- **WHAT IS BEING ASKED**:
Select the lines that hold the word "from" and copy each one.

::: GIVEN DATA :::

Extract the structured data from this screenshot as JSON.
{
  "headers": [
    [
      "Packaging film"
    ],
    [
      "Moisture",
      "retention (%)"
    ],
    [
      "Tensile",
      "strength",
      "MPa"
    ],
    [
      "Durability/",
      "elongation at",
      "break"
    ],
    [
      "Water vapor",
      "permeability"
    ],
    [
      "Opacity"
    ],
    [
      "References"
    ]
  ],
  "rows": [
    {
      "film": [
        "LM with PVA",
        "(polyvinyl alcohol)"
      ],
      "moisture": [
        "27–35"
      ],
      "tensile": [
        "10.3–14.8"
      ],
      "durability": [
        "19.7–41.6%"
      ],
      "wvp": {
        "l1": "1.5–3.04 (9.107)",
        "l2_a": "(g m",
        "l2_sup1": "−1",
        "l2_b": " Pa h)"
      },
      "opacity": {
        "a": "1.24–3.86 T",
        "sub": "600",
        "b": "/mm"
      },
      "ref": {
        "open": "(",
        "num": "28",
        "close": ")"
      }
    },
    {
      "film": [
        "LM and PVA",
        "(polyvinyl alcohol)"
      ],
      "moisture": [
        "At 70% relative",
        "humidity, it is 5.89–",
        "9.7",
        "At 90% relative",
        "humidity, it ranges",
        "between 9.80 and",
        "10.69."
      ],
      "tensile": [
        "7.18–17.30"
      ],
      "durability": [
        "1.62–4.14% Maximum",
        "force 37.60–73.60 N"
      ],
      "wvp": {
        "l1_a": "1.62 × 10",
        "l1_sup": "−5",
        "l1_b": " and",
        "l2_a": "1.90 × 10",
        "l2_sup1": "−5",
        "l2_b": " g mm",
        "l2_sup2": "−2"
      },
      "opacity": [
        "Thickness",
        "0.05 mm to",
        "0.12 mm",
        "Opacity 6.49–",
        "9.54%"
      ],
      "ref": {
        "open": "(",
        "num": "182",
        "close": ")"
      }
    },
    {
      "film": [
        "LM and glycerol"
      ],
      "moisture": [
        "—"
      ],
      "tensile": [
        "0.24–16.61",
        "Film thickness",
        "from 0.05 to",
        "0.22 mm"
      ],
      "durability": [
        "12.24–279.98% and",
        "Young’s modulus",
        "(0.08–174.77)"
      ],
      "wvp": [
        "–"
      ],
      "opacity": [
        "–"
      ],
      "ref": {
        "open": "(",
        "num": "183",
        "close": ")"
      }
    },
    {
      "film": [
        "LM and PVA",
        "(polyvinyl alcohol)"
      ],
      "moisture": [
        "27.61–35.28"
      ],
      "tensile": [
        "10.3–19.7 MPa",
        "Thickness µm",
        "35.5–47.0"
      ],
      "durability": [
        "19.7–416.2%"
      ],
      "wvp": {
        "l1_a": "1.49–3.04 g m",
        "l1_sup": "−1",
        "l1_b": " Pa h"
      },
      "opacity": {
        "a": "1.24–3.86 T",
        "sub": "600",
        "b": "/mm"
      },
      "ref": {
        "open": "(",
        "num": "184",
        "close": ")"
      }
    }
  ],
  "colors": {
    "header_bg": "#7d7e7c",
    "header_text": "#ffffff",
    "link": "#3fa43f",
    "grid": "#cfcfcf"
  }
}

:::

- **WRITTEN SOLUTION**:
Extract the structured data from this screenshot as JSON.
        "from 0.05 to",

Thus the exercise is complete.